▶ [Work to complete]
Find the string "términos" in the entries and copy each line that has it.

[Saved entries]
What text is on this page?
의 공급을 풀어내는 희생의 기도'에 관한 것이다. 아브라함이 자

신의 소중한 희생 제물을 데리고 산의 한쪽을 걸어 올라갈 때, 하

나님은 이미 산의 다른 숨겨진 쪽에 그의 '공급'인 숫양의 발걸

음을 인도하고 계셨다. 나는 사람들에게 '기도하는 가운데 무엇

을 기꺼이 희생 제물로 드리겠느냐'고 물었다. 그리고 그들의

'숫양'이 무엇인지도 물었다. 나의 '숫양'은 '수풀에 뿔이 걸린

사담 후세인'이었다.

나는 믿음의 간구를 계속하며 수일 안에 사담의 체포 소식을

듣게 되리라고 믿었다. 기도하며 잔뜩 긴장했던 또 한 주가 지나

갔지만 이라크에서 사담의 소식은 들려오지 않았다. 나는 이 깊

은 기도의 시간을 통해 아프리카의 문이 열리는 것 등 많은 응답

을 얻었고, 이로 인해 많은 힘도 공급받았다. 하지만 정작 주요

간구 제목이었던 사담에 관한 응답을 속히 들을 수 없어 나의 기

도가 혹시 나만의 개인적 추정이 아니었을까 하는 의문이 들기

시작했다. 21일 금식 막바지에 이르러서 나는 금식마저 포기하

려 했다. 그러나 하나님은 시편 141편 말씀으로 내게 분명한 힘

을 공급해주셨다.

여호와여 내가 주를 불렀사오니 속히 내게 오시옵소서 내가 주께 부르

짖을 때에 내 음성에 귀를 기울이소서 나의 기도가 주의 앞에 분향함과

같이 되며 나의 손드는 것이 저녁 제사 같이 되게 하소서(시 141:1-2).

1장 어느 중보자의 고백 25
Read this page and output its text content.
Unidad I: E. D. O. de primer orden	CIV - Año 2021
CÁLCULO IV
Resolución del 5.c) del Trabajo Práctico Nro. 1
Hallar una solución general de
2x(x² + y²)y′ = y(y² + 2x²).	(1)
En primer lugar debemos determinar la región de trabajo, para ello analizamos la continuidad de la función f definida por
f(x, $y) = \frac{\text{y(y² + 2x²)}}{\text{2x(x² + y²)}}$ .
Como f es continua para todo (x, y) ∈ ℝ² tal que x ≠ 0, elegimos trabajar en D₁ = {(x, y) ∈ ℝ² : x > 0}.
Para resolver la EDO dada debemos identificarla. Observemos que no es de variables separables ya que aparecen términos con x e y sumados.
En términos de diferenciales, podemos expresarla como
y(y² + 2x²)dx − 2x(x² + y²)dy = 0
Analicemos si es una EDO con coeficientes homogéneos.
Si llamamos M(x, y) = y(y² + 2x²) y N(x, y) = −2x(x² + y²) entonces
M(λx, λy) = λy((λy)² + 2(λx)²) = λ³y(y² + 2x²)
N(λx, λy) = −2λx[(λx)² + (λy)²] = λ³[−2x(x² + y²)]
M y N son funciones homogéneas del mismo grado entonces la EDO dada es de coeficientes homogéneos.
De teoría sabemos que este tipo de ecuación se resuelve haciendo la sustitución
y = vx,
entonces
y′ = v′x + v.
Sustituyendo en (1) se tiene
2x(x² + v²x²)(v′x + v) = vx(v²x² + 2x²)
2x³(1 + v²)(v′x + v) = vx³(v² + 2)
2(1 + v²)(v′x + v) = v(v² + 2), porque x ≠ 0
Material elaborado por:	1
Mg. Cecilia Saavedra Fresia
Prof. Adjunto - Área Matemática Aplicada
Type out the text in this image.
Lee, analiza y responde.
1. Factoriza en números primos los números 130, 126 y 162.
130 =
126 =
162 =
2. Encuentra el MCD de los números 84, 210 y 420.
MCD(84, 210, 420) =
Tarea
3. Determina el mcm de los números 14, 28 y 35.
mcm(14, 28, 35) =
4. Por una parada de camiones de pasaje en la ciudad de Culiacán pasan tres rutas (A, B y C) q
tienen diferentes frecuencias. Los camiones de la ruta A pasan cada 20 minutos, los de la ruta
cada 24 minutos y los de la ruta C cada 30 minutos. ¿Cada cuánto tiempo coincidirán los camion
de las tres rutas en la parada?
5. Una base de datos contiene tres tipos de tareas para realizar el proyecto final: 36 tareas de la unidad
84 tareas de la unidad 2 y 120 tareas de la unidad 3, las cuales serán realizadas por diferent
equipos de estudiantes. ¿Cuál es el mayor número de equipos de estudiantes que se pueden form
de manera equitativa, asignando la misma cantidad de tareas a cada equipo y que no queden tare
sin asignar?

▶ [Response to the exercise]
Para resolver la EDO dada debemos identificarla. Observemos que no es de variables separables ya que aparecen términos con x e y sumados.
En términos de diferenciales, podemos expresarla como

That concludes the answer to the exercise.